Work to be completed: What is the number of lines in the data holding the word "form"? Give that number by itself.

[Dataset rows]

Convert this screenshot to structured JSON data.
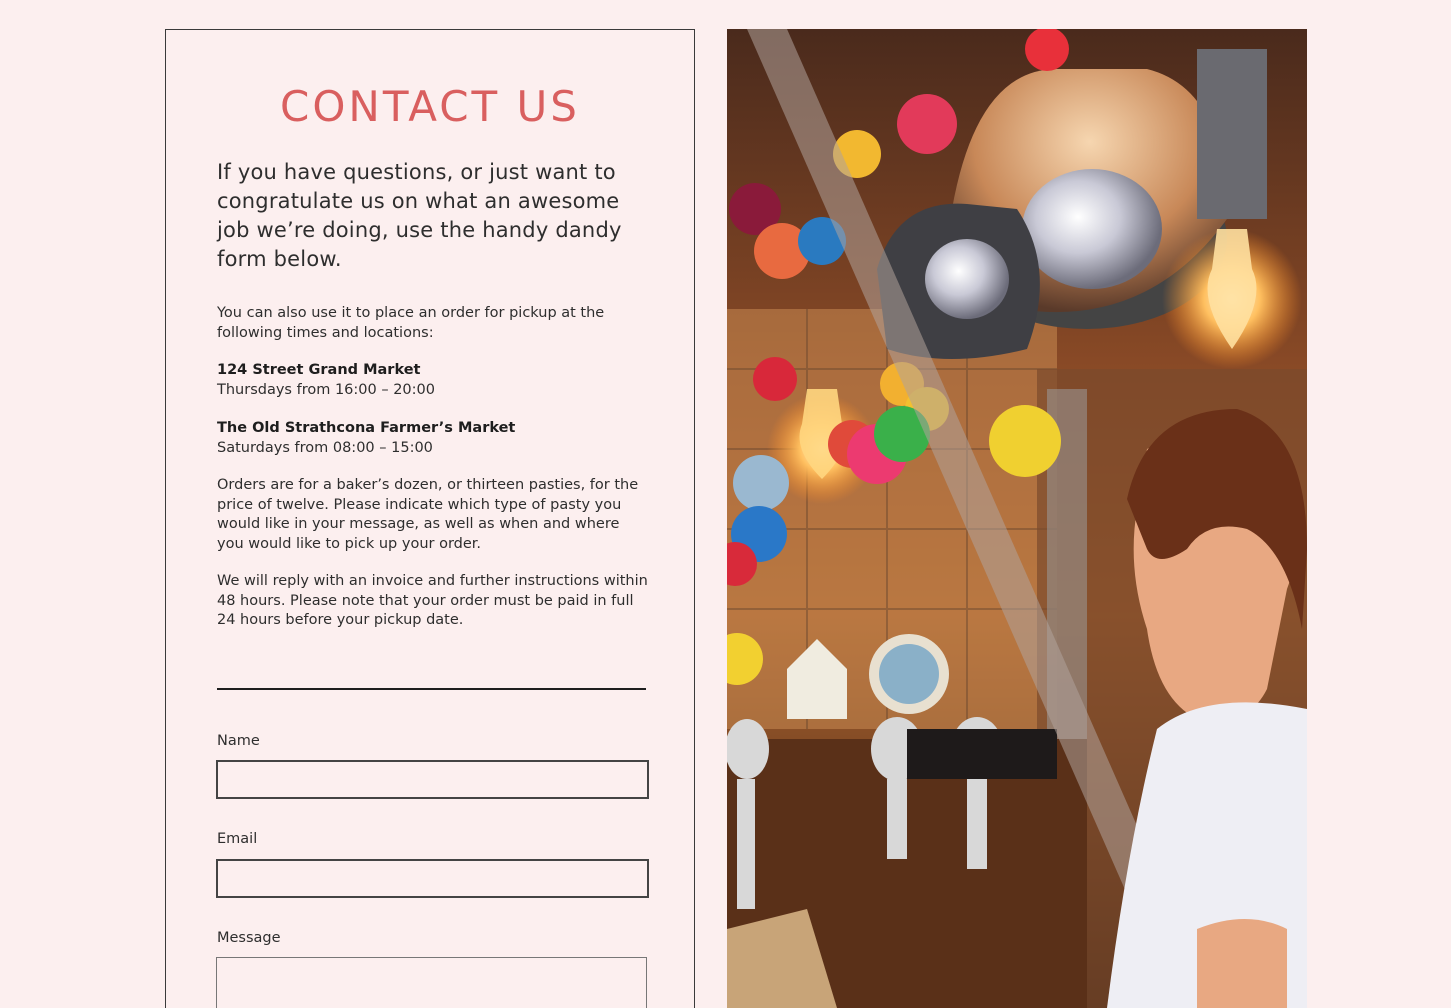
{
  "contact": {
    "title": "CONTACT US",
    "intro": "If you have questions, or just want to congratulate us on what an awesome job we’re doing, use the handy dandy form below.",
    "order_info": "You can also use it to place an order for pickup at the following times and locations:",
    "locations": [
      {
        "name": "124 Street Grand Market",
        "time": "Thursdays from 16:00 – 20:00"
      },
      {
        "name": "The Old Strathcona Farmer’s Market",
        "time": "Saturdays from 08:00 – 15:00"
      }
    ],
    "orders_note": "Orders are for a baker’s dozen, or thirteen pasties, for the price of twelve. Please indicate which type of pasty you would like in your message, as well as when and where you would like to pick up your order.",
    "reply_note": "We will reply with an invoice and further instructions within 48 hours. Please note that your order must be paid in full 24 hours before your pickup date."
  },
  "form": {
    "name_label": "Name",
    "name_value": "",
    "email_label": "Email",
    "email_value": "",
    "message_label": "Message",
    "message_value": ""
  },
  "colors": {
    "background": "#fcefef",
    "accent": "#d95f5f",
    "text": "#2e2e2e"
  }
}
...
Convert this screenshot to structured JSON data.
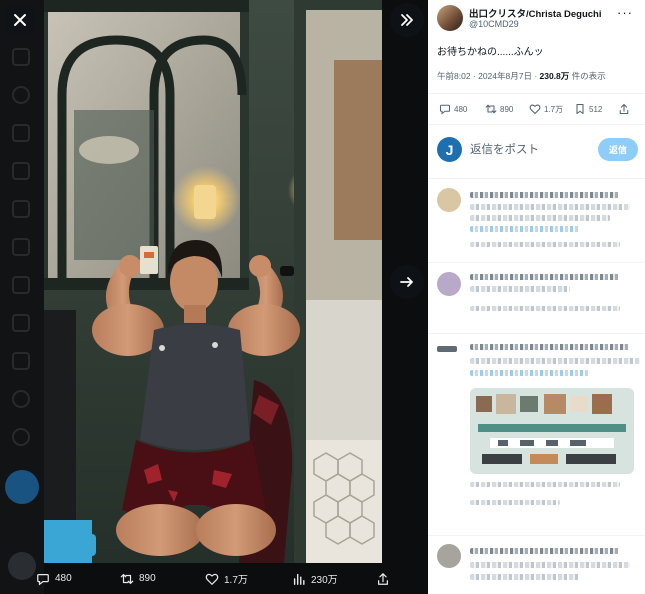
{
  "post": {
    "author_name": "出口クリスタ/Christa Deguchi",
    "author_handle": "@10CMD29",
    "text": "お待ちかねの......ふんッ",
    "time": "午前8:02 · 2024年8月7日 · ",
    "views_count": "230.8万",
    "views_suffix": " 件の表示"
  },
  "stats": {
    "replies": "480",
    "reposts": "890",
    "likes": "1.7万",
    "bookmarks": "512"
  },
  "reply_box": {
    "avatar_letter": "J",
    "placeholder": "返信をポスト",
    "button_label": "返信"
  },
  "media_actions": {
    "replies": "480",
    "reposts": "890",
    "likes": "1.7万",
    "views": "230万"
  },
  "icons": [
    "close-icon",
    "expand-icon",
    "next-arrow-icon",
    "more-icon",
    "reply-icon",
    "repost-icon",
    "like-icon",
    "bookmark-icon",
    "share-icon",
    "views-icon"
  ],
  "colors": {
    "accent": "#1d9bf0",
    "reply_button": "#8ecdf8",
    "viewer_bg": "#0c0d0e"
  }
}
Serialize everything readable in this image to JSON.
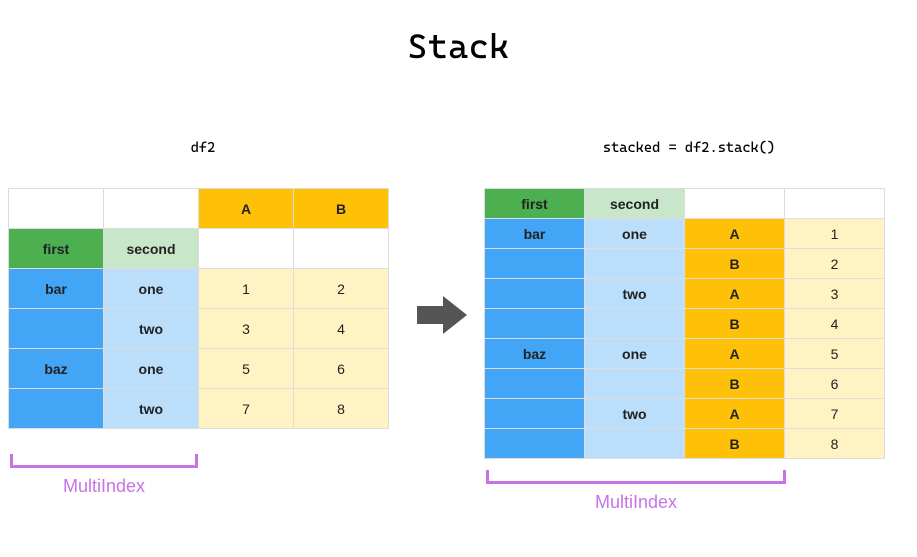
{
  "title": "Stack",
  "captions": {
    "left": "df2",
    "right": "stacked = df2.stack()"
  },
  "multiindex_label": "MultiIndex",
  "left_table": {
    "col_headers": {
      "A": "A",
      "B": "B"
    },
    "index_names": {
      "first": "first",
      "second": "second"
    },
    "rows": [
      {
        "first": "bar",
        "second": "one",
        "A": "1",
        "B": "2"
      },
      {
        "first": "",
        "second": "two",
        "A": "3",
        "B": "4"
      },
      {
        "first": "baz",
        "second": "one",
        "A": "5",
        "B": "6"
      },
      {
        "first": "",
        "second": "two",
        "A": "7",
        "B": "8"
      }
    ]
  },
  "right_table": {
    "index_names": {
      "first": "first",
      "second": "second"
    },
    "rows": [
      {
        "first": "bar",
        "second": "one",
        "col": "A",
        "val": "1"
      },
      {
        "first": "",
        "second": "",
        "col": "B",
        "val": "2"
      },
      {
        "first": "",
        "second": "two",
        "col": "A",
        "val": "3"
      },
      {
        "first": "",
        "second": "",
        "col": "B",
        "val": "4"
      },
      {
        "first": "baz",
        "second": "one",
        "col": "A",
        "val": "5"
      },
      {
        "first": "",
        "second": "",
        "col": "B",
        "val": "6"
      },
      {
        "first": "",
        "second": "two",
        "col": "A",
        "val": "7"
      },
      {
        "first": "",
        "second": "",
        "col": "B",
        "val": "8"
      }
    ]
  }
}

Output below: 2